[Lines of data]
——————————

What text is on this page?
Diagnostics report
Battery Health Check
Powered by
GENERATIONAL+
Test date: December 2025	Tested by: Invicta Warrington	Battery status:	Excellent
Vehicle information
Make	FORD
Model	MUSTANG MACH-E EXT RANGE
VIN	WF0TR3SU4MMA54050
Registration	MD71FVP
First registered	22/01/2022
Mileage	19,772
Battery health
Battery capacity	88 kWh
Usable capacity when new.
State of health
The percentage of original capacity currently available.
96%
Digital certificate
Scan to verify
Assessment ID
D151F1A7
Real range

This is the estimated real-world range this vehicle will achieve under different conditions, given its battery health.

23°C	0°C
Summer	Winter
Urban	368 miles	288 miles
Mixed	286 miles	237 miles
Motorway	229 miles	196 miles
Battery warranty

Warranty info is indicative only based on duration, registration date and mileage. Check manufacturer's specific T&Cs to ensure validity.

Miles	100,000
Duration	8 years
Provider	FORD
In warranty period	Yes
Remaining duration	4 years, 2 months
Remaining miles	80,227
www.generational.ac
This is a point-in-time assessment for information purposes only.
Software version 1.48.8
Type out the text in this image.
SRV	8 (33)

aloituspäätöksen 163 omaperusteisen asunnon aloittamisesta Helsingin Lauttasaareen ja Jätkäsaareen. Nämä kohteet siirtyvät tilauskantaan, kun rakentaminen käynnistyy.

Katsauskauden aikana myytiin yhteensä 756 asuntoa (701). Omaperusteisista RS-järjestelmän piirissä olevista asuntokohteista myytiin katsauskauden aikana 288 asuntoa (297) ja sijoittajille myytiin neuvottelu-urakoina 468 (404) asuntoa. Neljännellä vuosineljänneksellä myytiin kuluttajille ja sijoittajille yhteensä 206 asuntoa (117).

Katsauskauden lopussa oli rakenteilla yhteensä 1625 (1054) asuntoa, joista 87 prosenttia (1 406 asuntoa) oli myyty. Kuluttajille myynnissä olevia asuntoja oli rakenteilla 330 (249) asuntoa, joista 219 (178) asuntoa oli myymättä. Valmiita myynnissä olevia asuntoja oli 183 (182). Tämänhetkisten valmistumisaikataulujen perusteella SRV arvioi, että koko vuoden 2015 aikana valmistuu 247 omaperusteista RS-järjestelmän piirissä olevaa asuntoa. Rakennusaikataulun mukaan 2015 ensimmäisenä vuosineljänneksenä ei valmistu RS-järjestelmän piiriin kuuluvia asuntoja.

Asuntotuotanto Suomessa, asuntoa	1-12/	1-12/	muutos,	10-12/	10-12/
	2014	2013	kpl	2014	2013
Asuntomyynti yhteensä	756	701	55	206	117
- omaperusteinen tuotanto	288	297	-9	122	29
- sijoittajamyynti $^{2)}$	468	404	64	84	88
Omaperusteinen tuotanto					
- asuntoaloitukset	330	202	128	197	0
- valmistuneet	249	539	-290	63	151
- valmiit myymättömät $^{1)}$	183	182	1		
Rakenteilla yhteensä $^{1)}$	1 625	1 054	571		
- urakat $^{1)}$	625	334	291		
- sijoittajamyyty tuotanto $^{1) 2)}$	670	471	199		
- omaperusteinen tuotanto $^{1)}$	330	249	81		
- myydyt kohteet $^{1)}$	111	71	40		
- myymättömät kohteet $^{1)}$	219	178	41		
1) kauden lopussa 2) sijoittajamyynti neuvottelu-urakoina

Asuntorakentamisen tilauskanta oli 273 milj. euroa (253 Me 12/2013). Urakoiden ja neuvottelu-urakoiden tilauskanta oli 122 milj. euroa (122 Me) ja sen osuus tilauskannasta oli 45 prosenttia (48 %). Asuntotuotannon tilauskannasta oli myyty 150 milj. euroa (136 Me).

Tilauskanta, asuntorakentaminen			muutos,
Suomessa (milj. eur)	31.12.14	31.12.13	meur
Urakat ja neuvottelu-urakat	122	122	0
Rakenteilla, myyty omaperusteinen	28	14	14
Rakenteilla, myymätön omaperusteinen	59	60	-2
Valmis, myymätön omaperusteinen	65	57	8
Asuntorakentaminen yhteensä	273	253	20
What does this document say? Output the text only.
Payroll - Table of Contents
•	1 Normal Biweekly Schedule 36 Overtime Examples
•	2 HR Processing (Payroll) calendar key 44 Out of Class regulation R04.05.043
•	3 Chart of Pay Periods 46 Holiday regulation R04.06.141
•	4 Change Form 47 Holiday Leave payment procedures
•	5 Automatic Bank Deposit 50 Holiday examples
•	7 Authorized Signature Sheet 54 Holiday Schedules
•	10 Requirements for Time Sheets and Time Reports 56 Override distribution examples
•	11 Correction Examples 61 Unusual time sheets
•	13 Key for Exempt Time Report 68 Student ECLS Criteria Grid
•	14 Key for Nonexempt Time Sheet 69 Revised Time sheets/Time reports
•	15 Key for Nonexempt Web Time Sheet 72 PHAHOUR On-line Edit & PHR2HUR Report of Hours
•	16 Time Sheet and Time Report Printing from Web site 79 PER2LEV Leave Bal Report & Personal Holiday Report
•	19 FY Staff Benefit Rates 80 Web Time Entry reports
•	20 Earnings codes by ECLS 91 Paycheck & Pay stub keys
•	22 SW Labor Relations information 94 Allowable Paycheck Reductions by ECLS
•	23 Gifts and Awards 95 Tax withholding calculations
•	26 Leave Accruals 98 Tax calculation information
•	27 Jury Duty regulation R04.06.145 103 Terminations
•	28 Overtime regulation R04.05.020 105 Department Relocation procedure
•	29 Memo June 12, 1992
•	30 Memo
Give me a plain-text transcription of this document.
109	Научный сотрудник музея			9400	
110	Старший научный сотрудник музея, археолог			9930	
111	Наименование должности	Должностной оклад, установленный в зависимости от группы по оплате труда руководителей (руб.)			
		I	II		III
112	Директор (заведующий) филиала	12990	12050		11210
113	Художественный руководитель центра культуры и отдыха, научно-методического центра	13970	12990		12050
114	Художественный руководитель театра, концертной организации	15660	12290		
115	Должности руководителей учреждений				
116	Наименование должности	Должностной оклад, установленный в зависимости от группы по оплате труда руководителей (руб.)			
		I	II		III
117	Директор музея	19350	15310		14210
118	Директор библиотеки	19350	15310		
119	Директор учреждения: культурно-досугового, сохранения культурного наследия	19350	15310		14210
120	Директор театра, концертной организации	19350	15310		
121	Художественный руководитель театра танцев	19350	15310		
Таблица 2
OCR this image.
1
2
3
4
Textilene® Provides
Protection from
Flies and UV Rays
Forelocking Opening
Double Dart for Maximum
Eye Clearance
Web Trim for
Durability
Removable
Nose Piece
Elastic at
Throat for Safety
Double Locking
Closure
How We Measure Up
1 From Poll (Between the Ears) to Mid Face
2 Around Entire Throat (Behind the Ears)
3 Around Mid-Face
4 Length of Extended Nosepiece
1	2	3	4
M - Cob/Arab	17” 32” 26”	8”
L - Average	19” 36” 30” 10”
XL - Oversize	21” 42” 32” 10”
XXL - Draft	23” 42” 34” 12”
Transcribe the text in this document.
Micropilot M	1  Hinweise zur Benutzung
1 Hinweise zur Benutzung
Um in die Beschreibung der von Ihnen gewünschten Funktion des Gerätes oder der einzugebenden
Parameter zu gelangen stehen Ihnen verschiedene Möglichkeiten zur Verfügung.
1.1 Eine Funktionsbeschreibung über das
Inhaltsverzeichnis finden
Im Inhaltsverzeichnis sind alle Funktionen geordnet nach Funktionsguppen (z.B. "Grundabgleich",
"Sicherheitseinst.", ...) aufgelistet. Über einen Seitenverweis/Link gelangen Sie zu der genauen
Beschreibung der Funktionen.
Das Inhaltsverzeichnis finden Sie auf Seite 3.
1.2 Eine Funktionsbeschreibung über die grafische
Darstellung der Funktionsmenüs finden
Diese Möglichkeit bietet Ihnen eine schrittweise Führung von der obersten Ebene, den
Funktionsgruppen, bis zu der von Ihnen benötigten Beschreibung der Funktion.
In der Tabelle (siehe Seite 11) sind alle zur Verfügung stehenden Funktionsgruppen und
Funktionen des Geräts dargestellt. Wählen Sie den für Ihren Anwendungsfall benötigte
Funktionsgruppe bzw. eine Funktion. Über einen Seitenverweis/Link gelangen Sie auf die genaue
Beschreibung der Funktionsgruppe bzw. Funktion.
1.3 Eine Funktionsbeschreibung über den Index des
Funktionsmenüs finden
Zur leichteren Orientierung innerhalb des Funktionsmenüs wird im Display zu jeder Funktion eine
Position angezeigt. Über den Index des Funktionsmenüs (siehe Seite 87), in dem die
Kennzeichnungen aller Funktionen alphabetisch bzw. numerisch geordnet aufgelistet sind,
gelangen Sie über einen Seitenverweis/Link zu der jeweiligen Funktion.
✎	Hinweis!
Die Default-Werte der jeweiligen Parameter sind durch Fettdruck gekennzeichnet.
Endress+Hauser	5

——————————

▶ **Aim of the task**
Show each line of the listing that holds the string "urakoina".

▶ **Problem solution**
Katsauskauden aikana myytiin yhteensä 756 asuntoa (701). Omaperusteisista RS-järjestelmän piirissä olevista asuntokohteista myytiin katsauskauden aikana 288 asuntoa (297) ja sijoittajille myytiin neuvottelu-urakoina 468 (404) asuntoa. Neljännellä vuosineljänneksellä myytiin kuluttajille ja sijoittajille yhteensä 206 asuntoa (117).
1) kauden lopussa 2) sijoittajamyynti neuvottelu-urakoina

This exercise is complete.